Question

A compound ${}^{\prime }{X}^{\prime }$ having molecular formula $C_5{H}_8$, reacts with ammoniacal $AgN{O}_3$ to give a white precipitate and reacts with excess of $KMn{O}_4$ to give the acid, $(C{H}_3{)}_{2}CH-COOH$. Therefore, $X$ is:

• A. $C{H}_2=CH-CH=CH-C{H}_3$
• B. $C{H}_3-C{H}_2-C\equiv C-C{H}_3$
• C. $(C{H}_3{)}_{2}CH-C\equiv CH$
• D. $(C{H}_3{)}_{2}C=C=C{H}_2$

Answer 1

The correct option is C $(C{H}_3{)}_{2}CH-C\equiv CH$

Terminal alkynes contain acidic hydrogen. These terminal alkynes react with ammoniacal solutions of silver nitrate to give white precipitate of silver alkynide.
Since compound 'X' on reacting with ammoniacal $AgN{O}_3$ gives white precipitate. The given compound will have terminal alkyne part.
============================================================
[Requirements]
Please copy the alkyne problem above word for word, from "Terminal alkynes contain" to "of silver alkynide.".

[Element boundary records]
============================================================
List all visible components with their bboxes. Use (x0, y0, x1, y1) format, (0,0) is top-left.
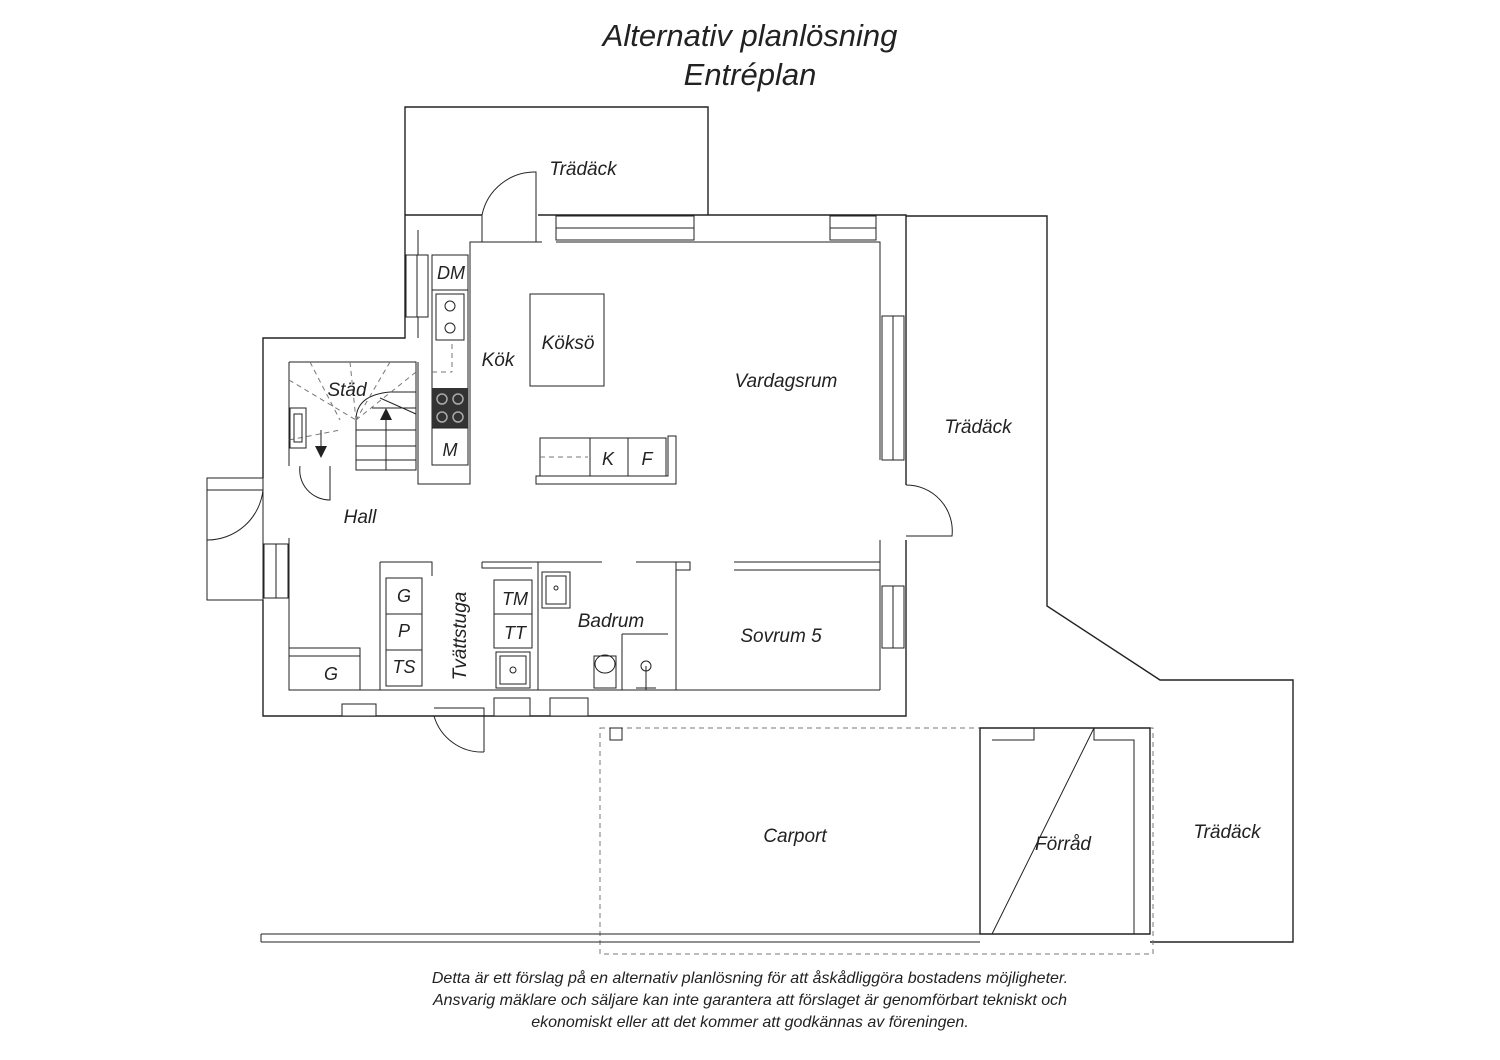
fixture-label-f: F (642, 449, 654, 469)
partition-badrum (538, 561, 691, 690)
door-entrance (206, 477, 264, 601)
room-label-badrum: Badrum (578, 611, 645, 632)
sink-tvatt-icon (495, 651, 531, 689)
door-right (905, 484, 953, 537)
fixture-label-g1: G (397, 586, 411, 606)
room-label-kok: Kök (482, 350, 516, 371)
disclaimer-line-2: Ansvarig mäklare och säljare kan inte ga… (432, 992, 1068, 1009)
disclaimer-line-3: ekonomiskt eller att det kommer att godk… (531, 1014, 969, 1031)
deck-top-outline (404, 106, 709, 215)
deck-right-outline (906, 215, 1294, 943)
room-label-tradack-top: Trädäck (549, 159, 618, 180)
window-bottom-3 (549, 697, 589, 717)
plan-subtitle: Entréplan (683, 57, 817, 92)
disclaimer-line-1: Detta är ett förslag på en alternativ pl… (431, 970, 1069, 987)
room-label-vardagsrum: Vardagsrum (735, 371, 838, 392)
room-label-stad: Städ (327, 380, 368, 401)
sink-icon (435, 293, 465, 341)
stove-icon (432, 388, 468, 428)
kitchen-unit (535, 435, 677, 485)
carport-outline (599, 727, 1154, 955)
room-label-tradack-right: Trädäck (944, 417, 1013, 438)
room-label-carport: Carport (763, 826, 827, 847)
door-stad (299, 465, 331, 501)
fixture-label-tm: TM (502, 589, 528, 609)
ground-line (260, 933, 980, 943)
kitchen-counter (431, 254, 469, 466)
fixture-label-k: K (602, 449, 615, 469)
room-label-tradack-bottom: Trädäck (1193, 822, 1262, 843)
staircase (289, 361, 417, 471)
fixture-label-m: M (443, 440, 458, 460)
fixture-label-ts: TS (392, 657, 415, 677)
door-bottom (433, 707, 485, 753)
fixture-label-p: P (398, 621, 410, 641)
door-deck-top (481, 171, 537, 242)
window-bottom-2 (493, 697, 531, 717)
partition-tvatt-left (379, 561, 433, 690)
disclaimer: Detta är ett förslag på en alternativ pl… (0, 968, 1500, 1034)
room-label-forrad: Förråd (1035, 834, 1092, 855)
partition-g (289, 647, 361, 690)
room-label-koks: Köksö (542, 333, 595, 354)
sink-badrum-icon (541, 571, 571, 609)
room-label-sovrum: Sovrum 5 (740, 626, 822, 647)
fixture-label-tt: TT (504, 623, 528, 643)
forrad-outline (979, 727, 1151, 935)
room-label-tvattstuga: Tvättstuga (450, 592, 471, 681)
partition-sovrum (734, 561, 880, 571)
fixture-label-g2: G (324, 664, 338, 684)
kitchen-island (529, 293, 605, 387)
house-outer-wall (262, 214, 907, 717)
window-bottom-1 (341, 703, 377, 717)
plan-title: Alternativ planlösning (602, 18, 898, 53)
toilet-icon (593, 655, 617, 689)
room-label-hall: Hall (344, 507, 378, 528)
fixture-label-dm: DM (437, 263, 465, 283)
tvatt-cabinets (385, 577, 423, 687)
============================================================
[Exercise result]
Terminal alkynes contain acidic hydrogen. These terminal alkynes react with ammoniacal solutions of silver nitrate to give white precipitate of silver alkynide.